▶ Given text:
──────────

Prior to the historical-cultural differentiation of the different spheres of law beginning in the West, with the life of the church institute as independent of the state, undifferentiated societies did not know an independent church, school, or state. Undeveloped societal forms of the extended family, clan, sib and tribe sought to fulfill in an undifferentiated way the tasks and functions of the distinct societal forms we know today. The recognition of distinct spheres of law in Western society is the result of a drawn-out historical process and requires the existence of a genuine state (res publica) with an independent and impartial judiciary where decisions are executed by officers of the state. Public law is communal law with its own distinct character:
“It comprehends the legal organisation and arrangement of relationships of authority and compliance between government and subjects. This organisation is founded on the sword power of the government and is intended to bring to expression the public legal idea of the common good.”
This public law is distinct from the domain of civil private law which involves the regulation of private relationships that do not involve authority and subordination. Here the significance and worth of image-bearers as individuals is given legal expression regardless of ethnicity, sex, or personal beliefs — it is the asylum of the individual person. Dooyeweerd explains the existence of civil private law:
“It presupposes a high degree of differentiation and integration of legal life and is geared to one structure in human society only, namely that of coordinational civil relationships that fall outside the internal communal and collective spheres of marriage, family, the business firm, organisations, and so on, thus to relationships in which individuals do not exercise any authority over one another… it presupposes the development of individualized private societal relationships where people participate in coordinated interaction as individual legal subjects with juridical equality. Distinct from the specific private communal law obtaining within particular societal collectivities such as the family, church, school, business, social club, etc., the sole purpose of civil law is to apply the demands of social justice in the reciprocal private interactions between individuals.”

──────────

[Element location listings]
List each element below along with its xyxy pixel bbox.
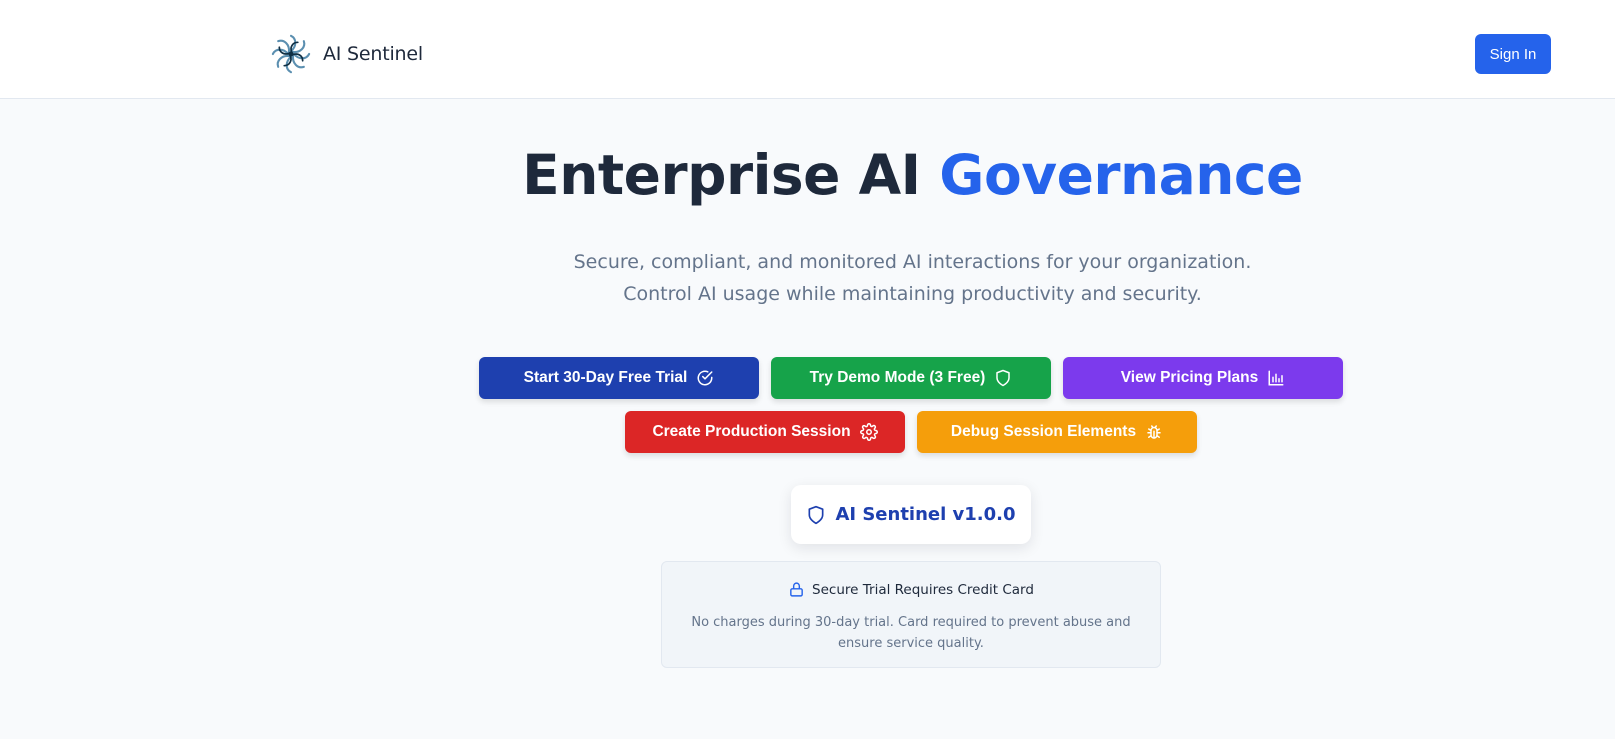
shield-icon — [808, 505, 824, 524]
debug-session-elements-button[interactable]: Debug Session Elements — [917, 411, 1197, 453]
brand-name: AI Sentinel — [323, 43, 423, 65]
version-label: AI Sentinel v1.0.0 — [835, 504, 1016, 525]
view-pricing-plans-button[interactable]: View Pricing Plans — [1063, 357, 1343, 399]
credit-card-notice: Secure Trial Requires Credit Card No cha… — [661, 561, 1161, 668]
view-pricing-plans-label: View Pricing Plans — [1120, 369, 1259, 386]
gear-icon — [859, 423, 878, 441]
lock-icon — [790, 582, 803, 597]
shield-icon — [996, 369, 1011, 387]
try-demo-mode-button[interactable]: Try Demo Mode (3 Free) — [771, 357, 1051, 399]
notice-header: Secure Trial Requires Credit Card — [662, 581, 1160, 598]
check-circle-icon — [697, 370, 713, 386]
bar-chart-icon — [1268, 370, 1284, 386]
notice-title: Secure Trial Requires Credit Card — [812, 581, 1034, 598]
sign-in-button[interactable]: Sign In — [1475, 34, 1551, 74]
notice-body: No charges during 30-day trial. Card req… — [691, 615, 1131, 651]
create-production-session-label: Create Production Session — [652, 423, 851, 440]
brand[interactable]: AI Sentinel — [270, 33, 423, 75]
pinwheel-logo-icon — [271, 34, 311, 74]
bug-icon — [1147, 425, 1161, 439]
hero-title-main: Enterprise AI — [522, 143, 940, 207]
top-header: AI Sentinel Sign In — [0, 0, 1615, 99]
hero-title-accent: Governance — [939, 143, 1303, 207]
start-free-trial-label: Start 30-Day Free Trial — [523, 369, 688, 386]
create-production-session-button[interactable]: Create Production Session — [625, 411, 905, 453]
hero-title: Enterprise AI Governance — [0, 143, 1615, 207]
start-free-trial-button[interactable]: Start 30-Day Free Trial — [479, 357, 759, 399]
hero-subtitle: Secure, compliant, and monitored AI inte… — [573, 251, 1252, 305]
try-demo-mode-label: Try Demo Mode (3 Free) — [809, 369, 986, 386]
debug-session-elements-label: Debug Session Elements — [950, 423, 1137, 440]
version-badge: AI Sentinel v1.0.0 — [791, 485, 1031, 544]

──────────

▶ Task requirements:
Decide whether each statement below agrees with the passage on public and private law, answering yes or no and quoting the words of the passage that settle it. 1. Undifferentiated societies had an independent church. 2. The organisation of public law rests on the sword power of the government. 3. Civil private law regulates relationships that involve authority and subordination.

▶ Exercise response:
1. No: "undifferentiated societies did not know an independent church, school, or state."
2. Yes: "This organisation is founded on the sword power of the government"
3. No: "the regulation of private relationships that do not involve authority and subordination."